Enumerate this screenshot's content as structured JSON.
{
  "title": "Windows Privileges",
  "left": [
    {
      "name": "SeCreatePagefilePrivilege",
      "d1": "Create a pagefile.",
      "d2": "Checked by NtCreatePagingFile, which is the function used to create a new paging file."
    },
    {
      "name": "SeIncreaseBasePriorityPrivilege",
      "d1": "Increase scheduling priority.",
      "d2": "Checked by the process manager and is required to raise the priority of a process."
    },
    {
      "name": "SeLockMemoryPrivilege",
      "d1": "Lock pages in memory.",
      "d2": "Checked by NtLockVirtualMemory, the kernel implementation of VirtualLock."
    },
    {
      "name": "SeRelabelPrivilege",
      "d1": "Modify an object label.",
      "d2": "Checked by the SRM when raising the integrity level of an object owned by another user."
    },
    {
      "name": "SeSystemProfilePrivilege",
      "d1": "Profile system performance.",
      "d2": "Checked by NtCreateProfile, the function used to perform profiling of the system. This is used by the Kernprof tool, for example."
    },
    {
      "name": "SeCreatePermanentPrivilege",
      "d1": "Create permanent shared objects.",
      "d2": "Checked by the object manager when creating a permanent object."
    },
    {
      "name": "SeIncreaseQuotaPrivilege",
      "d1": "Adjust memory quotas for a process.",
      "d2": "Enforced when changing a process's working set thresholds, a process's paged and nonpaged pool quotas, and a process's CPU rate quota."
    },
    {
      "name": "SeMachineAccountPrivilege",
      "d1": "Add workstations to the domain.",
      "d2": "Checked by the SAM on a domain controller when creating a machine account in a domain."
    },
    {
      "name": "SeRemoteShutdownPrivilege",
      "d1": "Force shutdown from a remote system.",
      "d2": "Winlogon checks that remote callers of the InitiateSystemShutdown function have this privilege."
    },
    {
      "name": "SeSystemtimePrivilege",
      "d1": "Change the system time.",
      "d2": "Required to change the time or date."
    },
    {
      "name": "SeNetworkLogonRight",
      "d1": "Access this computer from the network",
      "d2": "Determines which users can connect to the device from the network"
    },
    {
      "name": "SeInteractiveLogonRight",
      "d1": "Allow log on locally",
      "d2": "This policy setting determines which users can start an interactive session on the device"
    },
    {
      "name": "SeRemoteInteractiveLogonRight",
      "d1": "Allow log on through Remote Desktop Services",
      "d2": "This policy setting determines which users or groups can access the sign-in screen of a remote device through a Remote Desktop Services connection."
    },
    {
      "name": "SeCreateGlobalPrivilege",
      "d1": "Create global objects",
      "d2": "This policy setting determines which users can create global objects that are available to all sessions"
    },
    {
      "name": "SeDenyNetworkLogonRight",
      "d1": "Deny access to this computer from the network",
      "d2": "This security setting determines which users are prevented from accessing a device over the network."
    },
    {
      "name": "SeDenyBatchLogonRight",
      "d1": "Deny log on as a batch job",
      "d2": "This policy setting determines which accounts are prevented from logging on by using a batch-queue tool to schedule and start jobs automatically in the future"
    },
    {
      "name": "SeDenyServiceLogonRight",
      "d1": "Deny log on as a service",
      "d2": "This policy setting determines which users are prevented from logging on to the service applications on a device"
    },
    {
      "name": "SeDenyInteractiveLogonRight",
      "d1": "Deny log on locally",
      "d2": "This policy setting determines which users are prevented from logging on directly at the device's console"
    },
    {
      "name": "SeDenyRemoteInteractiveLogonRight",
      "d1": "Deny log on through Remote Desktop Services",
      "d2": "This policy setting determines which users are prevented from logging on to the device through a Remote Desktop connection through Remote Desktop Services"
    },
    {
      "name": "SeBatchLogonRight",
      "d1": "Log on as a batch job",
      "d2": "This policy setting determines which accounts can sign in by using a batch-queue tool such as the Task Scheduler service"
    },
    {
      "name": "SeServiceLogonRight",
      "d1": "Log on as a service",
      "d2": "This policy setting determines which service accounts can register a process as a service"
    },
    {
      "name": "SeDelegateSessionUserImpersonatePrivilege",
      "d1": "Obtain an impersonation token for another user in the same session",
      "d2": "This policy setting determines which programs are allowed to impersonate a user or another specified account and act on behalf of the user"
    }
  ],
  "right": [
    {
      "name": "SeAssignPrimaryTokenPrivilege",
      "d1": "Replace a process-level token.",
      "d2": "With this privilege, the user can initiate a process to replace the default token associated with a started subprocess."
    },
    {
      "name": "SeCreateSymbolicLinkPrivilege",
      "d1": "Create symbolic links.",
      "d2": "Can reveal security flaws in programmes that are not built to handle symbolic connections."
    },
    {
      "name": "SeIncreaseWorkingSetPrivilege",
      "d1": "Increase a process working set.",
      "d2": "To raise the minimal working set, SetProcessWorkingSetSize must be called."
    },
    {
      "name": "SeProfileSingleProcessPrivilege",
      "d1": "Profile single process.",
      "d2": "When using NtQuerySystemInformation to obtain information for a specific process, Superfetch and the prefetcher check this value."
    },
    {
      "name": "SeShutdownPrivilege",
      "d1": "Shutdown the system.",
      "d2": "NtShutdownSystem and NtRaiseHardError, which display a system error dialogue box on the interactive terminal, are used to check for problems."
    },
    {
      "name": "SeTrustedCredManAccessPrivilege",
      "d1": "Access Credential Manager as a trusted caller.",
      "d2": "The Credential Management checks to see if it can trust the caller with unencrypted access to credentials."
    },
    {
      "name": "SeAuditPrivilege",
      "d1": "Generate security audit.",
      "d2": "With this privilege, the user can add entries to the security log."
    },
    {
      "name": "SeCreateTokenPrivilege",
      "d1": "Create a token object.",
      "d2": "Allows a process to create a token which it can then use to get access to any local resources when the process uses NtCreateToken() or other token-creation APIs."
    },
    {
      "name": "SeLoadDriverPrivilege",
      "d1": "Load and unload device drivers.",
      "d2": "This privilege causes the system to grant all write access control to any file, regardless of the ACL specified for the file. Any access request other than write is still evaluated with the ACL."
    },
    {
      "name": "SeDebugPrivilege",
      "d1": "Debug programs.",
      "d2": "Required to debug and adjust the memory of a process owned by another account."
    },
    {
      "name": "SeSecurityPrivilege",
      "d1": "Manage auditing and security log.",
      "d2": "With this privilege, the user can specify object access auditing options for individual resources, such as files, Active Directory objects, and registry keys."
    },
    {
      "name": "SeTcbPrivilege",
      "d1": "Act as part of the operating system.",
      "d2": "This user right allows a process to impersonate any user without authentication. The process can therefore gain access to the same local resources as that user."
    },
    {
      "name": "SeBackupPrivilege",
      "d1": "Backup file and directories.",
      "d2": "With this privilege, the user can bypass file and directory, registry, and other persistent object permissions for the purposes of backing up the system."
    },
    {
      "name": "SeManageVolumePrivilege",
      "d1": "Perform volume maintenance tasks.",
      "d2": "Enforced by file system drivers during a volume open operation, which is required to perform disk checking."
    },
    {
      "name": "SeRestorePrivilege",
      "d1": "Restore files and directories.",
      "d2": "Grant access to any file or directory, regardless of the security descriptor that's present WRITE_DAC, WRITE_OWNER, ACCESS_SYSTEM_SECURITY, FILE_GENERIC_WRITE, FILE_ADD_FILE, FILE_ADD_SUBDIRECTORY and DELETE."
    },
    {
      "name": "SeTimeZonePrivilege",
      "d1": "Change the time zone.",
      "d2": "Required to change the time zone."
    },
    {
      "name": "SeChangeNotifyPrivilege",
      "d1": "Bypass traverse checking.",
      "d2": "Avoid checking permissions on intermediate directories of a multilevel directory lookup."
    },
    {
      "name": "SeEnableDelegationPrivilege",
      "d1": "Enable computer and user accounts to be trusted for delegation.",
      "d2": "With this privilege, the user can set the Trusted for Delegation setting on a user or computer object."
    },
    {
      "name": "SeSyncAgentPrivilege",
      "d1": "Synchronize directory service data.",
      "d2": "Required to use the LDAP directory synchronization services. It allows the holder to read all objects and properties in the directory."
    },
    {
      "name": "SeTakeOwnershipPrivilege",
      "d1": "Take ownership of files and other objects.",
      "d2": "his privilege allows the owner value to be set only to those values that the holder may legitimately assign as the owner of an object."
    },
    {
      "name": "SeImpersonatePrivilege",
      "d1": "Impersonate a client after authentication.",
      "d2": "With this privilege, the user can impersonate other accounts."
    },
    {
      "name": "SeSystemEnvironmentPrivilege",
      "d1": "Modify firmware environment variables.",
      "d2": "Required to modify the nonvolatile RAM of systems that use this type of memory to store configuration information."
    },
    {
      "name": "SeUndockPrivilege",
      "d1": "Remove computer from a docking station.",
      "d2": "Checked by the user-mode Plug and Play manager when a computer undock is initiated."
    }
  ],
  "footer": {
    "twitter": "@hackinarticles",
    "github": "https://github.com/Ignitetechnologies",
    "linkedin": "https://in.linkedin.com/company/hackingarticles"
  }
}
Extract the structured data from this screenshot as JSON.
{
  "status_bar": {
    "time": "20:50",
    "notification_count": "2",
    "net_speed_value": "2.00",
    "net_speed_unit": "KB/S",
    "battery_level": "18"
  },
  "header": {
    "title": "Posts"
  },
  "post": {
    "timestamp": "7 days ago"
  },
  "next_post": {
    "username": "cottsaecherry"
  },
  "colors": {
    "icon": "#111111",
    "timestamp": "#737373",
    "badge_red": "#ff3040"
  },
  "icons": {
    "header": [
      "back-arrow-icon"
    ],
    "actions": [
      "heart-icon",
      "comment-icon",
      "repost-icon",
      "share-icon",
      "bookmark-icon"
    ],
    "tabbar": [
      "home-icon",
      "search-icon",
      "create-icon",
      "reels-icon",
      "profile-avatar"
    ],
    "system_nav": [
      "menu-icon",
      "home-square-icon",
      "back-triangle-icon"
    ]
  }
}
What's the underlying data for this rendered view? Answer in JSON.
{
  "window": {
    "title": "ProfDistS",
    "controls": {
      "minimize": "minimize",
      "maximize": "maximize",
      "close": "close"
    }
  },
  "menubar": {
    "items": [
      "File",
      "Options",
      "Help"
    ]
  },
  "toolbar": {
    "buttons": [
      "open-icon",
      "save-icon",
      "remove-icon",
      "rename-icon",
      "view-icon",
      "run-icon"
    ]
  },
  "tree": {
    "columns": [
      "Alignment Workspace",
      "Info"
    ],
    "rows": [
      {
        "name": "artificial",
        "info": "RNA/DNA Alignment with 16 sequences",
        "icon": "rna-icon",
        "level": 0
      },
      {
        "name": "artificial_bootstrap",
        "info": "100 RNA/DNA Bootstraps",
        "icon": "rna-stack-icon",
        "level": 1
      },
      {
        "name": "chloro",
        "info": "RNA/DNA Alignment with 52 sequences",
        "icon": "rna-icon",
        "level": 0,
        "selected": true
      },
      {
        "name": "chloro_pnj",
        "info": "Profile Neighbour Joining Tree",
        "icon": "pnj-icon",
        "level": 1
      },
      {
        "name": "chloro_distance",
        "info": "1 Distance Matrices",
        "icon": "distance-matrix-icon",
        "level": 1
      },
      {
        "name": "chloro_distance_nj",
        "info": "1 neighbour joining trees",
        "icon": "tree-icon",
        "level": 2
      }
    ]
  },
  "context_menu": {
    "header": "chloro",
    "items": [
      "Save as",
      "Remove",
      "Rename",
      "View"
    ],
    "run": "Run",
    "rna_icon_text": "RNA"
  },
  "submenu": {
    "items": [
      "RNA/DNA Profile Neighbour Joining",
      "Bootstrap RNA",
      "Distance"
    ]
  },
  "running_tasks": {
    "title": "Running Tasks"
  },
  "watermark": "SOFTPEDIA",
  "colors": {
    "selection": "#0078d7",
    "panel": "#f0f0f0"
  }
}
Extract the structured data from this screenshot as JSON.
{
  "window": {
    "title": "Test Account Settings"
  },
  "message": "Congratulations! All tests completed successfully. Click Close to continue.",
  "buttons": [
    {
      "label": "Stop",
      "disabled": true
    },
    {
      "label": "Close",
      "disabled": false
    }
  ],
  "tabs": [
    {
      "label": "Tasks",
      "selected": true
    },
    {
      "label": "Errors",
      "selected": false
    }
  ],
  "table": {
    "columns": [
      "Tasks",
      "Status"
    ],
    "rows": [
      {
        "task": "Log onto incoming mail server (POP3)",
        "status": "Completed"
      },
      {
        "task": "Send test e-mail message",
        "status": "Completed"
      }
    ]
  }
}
========
**What you need to do:**
Using the listing above, show every line that includes the string "sequences".

**Solution for this problem:**
        "info": "RNA/DNA Alignment with 16 sequences",
        "info": "RNA/DNA Alignment with 52 sequences",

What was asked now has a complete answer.